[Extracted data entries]
──────────
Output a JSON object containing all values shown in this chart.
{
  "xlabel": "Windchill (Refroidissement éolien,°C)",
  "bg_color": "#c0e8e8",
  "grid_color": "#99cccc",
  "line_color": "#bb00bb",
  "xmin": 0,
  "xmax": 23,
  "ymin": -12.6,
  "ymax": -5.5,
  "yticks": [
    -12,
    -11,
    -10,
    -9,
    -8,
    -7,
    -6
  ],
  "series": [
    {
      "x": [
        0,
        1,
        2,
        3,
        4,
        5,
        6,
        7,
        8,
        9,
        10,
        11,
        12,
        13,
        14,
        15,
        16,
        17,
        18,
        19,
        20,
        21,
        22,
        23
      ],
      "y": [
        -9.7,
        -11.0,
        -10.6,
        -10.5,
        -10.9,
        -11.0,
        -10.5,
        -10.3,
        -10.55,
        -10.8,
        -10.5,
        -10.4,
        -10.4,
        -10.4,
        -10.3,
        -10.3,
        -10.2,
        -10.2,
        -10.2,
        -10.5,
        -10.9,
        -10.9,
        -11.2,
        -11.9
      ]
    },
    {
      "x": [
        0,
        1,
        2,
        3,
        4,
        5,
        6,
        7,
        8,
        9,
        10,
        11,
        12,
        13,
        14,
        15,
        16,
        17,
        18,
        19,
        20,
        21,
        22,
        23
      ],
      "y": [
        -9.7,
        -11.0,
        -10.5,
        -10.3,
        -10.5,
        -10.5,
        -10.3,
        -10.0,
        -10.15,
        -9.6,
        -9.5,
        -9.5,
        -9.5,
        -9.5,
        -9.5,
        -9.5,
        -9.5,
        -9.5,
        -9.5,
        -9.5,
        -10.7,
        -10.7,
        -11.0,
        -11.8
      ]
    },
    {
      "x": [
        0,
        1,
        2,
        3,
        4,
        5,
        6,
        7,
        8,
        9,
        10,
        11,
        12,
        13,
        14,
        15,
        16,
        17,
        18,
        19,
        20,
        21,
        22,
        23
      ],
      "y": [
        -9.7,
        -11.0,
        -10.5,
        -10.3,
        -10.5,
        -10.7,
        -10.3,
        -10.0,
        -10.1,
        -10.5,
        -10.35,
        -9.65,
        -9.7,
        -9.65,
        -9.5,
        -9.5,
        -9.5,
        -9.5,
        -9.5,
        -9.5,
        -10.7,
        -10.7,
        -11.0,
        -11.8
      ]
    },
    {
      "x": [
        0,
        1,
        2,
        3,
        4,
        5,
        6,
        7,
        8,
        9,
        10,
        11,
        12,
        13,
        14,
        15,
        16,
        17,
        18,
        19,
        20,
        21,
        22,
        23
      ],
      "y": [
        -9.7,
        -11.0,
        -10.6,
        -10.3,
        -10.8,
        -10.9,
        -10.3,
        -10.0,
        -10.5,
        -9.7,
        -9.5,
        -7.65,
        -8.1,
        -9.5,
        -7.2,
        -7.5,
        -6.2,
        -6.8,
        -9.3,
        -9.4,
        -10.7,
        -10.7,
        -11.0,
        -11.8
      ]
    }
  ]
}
──────────
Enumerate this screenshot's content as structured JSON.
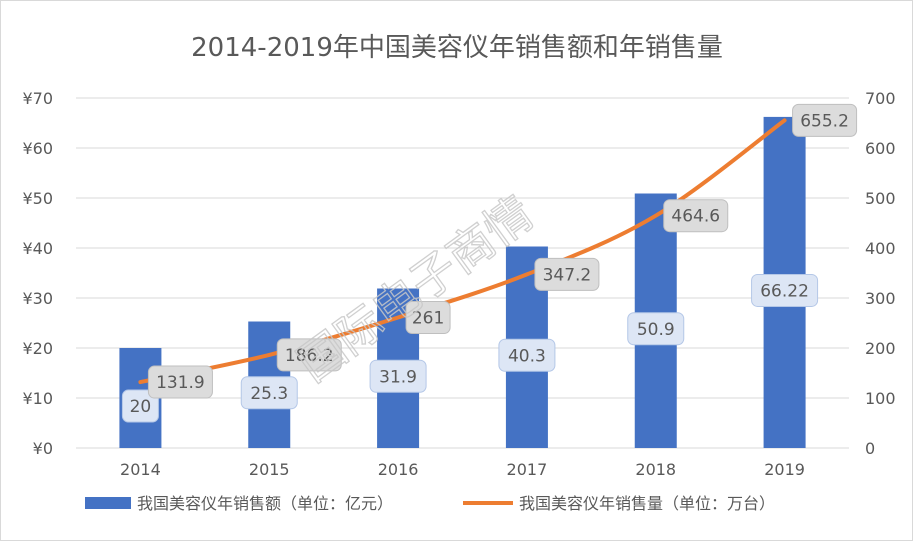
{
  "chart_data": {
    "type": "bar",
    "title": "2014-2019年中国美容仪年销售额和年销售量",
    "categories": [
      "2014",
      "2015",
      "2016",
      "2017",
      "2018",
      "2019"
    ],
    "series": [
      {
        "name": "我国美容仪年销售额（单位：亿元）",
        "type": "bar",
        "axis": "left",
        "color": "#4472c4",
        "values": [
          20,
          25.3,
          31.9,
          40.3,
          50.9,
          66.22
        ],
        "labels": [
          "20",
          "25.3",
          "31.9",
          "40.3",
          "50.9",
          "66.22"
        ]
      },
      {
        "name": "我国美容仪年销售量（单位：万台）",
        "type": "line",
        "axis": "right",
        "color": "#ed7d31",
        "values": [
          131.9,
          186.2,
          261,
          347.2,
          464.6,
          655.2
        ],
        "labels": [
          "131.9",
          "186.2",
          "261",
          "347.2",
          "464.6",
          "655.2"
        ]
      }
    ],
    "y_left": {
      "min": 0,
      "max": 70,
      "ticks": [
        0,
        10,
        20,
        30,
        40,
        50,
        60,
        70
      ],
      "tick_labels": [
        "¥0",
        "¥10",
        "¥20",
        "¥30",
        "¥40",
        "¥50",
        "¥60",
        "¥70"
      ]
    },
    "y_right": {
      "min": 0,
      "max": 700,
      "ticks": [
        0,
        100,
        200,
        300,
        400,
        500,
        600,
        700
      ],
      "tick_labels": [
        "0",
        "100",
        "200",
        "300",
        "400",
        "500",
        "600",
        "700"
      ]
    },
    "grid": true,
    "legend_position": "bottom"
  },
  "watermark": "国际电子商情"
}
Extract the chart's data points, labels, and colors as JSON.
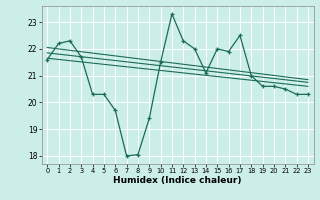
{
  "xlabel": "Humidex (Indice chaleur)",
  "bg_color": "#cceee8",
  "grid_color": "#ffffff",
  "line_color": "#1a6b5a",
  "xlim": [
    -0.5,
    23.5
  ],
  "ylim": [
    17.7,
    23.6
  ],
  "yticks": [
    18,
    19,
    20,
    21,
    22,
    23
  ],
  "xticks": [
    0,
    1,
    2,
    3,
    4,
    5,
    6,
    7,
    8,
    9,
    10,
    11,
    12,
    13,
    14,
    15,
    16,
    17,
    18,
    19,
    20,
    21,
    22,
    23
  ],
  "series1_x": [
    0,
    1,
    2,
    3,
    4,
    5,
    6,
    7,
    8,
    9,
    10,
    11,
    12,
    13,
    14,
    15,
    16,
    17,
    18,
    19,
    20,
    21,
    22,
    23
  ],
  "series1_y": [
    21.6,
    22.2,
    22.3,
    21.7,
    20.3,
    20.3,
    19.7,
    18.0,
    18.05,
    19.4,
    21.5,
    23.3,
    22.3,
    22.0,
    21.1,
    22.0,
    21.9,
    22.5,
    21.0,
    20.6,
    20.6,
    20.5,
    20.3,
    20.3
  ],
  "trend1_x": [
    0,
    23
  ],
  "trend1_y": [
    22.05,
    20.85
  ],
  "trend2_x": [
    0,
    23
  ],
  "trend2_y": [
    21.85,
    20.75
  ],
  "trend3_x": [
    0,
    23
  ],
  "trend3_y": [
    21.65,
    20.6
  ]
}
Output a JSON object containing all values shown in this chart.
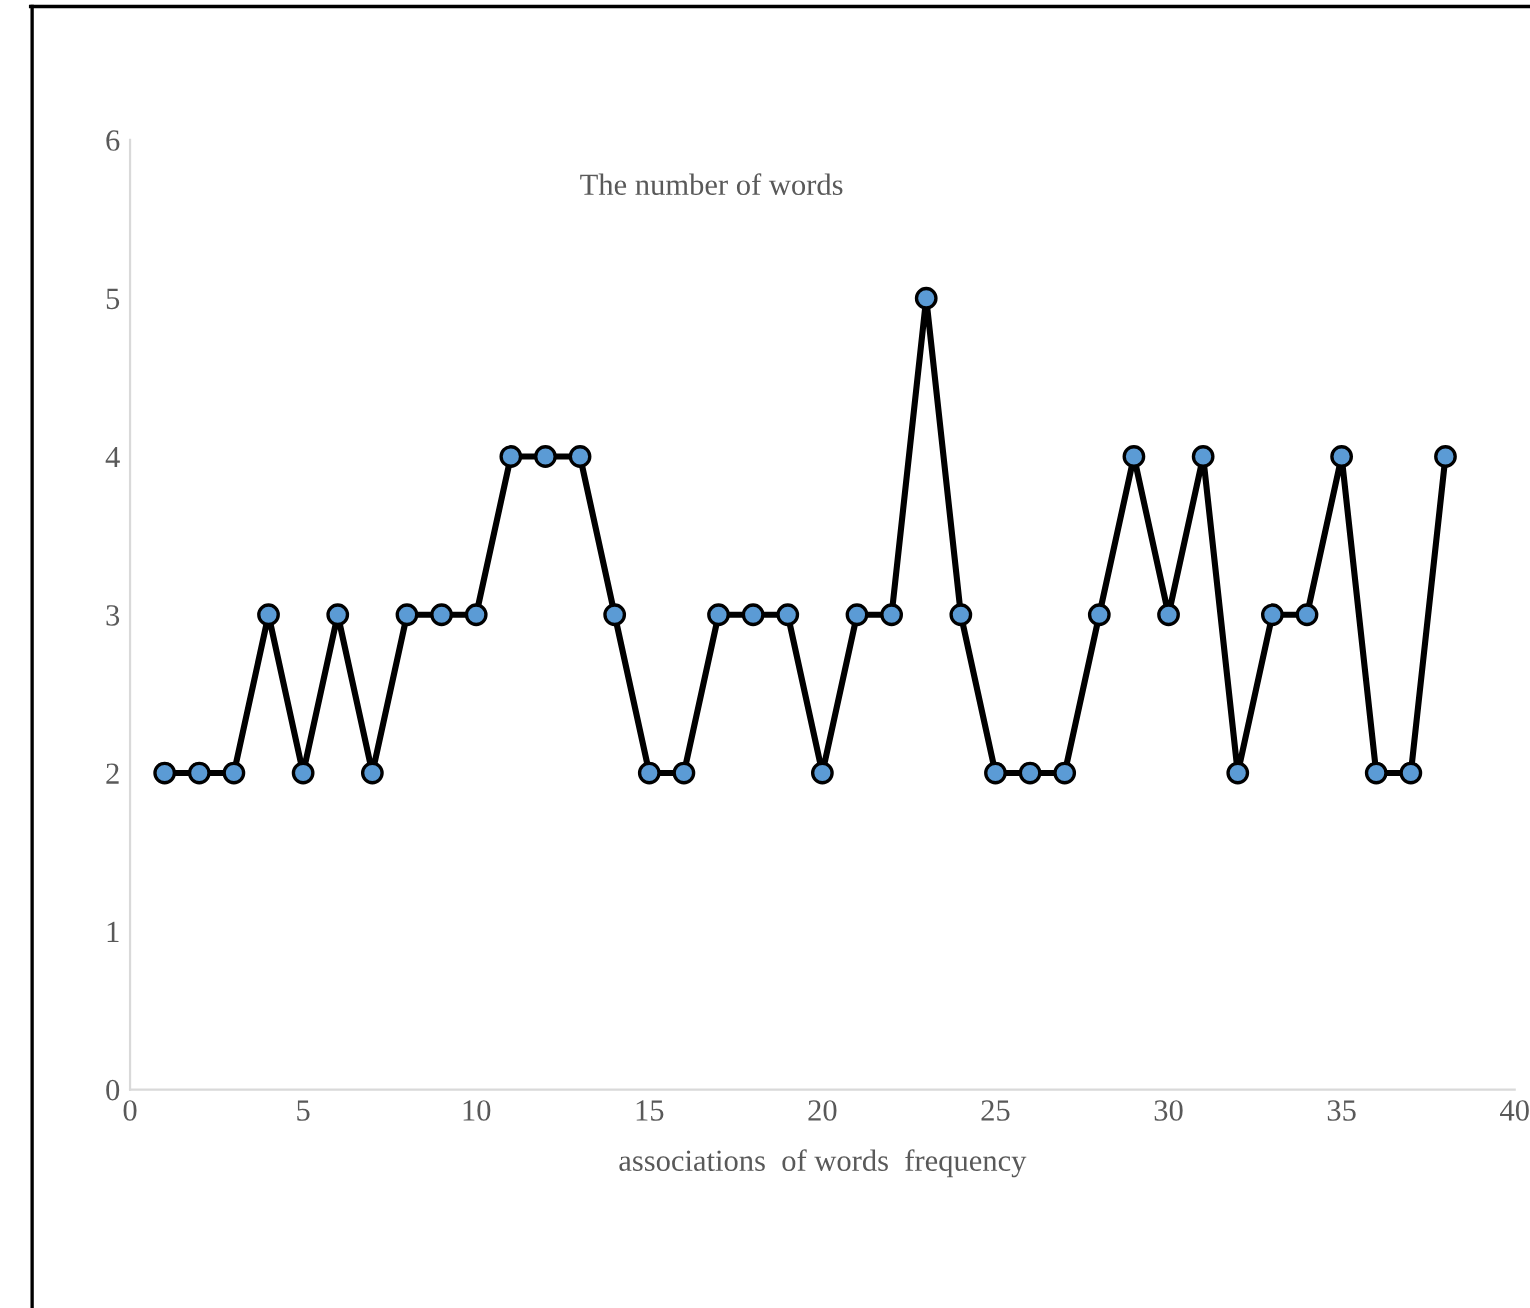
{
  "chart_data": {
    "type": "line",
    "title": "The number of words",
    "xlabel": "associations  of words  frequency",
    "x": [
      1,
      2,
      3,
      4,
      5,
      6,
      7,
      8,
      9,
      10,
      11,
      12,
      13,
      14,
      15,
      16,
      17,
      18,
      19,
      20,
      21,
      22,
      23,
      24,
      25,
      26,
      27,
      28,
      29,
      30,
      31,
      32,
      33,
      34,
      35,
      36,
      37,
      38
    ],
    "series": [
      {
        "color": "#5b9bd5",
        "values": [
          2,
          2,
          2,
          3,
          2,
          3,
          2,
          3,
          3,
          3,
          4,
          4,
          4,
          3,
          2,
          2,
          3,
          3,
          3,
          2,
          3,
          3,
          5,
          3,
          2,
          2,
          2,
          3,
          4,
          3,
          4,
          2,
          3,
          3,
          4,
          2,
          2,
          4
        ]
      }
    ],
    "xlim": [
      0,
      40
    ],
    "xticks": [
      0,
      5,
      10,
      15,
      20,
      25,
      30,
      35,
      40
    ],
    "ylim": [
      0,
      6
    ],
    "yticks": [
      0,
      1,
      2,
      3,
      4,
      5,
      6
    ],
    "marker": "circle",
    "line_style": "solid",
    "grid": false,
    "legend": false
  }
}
──────────
* Prompt *
Collect each line containing the string "words".

* Response to the exercise *
    "title": "The number of words",
    "xlabel": "associations  of words  frequency",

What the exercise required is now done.